### PROBLEM REQUIREMENTS
Retype each line of the material exactly, please, skipping any picture in it.

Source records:
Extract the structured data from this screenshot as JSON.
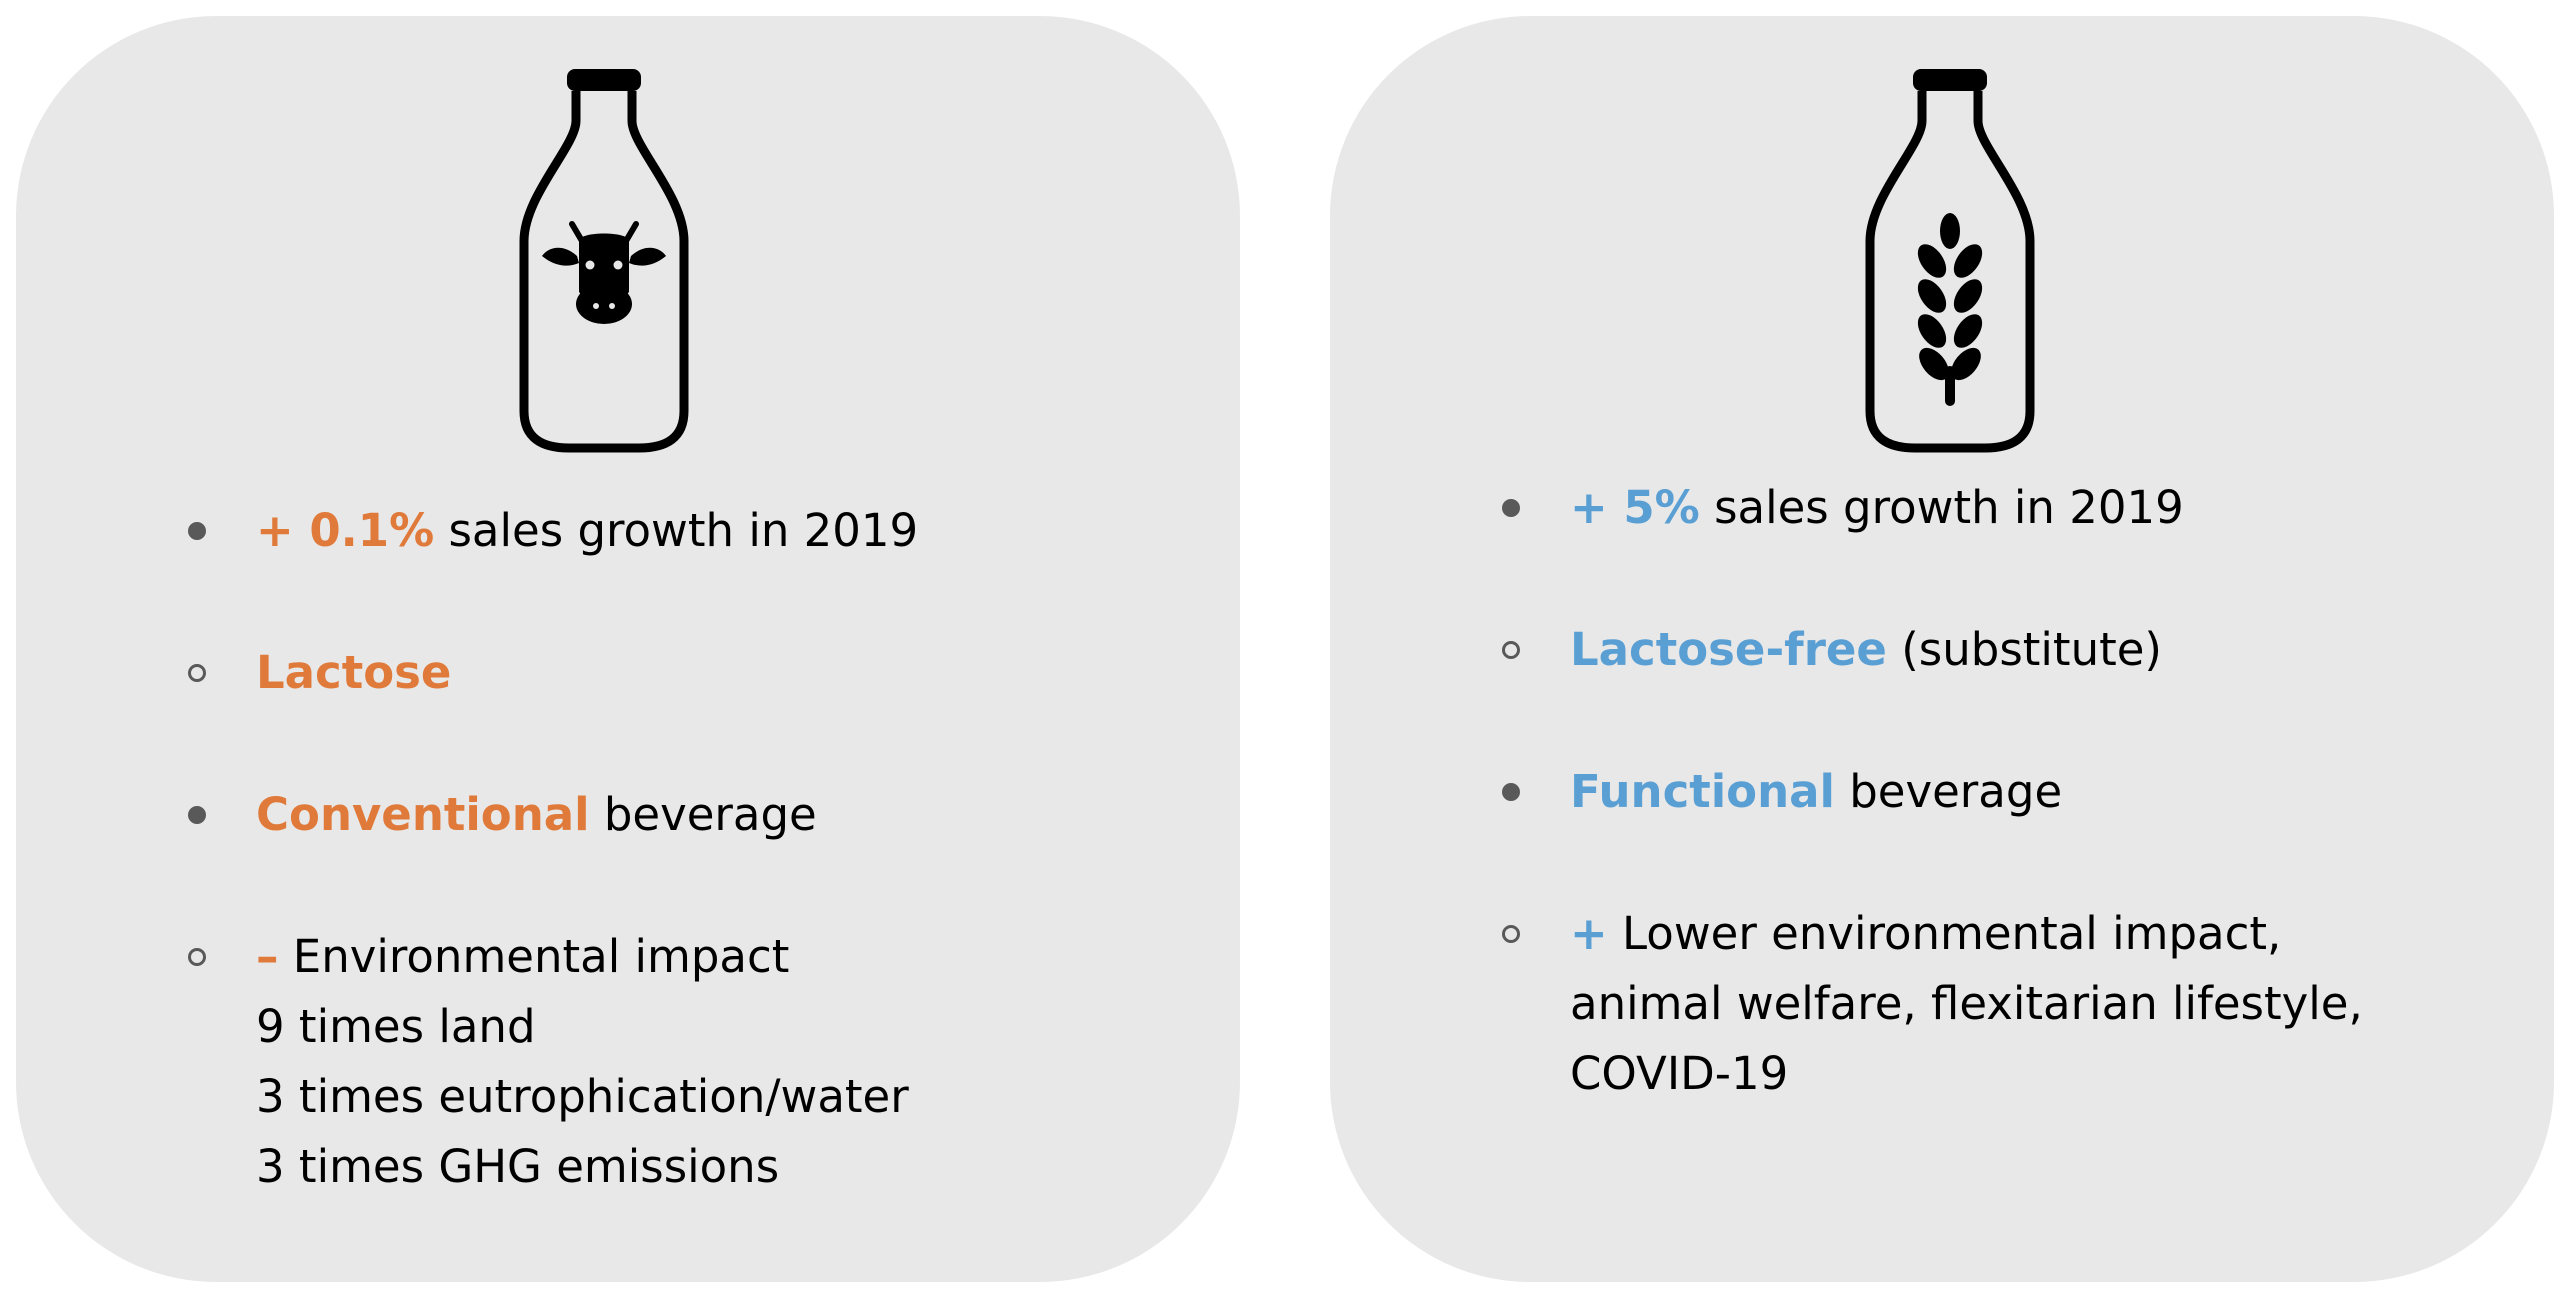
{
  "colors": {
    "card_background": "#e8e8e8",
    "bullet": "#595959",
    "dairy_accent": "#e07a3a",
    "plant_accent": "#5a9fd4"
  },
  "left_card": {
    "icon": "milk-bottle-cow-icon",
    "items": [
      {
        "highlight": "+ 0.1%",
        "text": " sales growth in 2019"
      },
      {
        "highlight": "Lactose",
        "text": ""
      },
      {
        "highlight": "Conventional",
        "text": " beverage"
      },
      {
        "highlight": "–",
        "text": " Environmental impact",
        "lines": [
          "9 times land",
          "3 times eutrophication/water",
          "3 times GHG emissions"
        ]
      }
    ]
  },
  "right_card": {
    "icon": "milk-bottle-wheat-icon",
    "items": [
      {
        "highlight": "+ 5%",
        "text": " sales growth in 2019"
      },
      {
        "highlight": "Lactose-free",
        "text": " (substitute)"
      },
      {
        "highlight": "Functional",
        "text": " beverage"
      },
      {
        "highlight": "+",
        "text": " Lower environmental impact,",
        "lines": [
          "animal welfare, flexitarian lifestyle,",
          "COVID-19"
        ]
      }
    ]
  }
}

### THE RESPONSE
Extract the structured data from this screenshot as JSON.
{
  "colors": {
    "card_background": "#e8e8e8",
    "bullet": "#595959",
    "dairy_accent": "#e07a3a",
    "plant_accent": "#5a9fd4"
  },
  "left_card": {
    "icon": "milk-bottle-cow-icon",
    "items": [
      {
        "highlight": "+ 0.1%",
        "text": " sales growth in 2019"
      },
      {
        "highlight": "Lactose",
        "text": ""
      },
      {
        "highlight": "Conventional",
        "text": " beverage"
      },
      {
        "highlight": "–",
        "text": " Environmental impact",
        "lines": [
          "9 times land",
          "3 times eutrophication/water",
          "3 times GHG emissions"
        ]
      }
    ]
  },
  "right_card": {
    "icon": "milk-bottle-wheat-icon",
    "items": [
      {
        "highlight": "+ 5%",
        "text": " sales growth in 2019"
      },
      {
        "highlight": "Lactose-free",
        "text": " (substitute)"
      },
      {
        "highlight": "Functional",
        "text": " beverage"
      },
      {
        "highlight": "+",
        "text": " Lower environmental impact,",
        "lines": [
          "animal welfare, flexitarian lifestyle,",
          "COVID-19"
        ]
      }
    ]
  }
}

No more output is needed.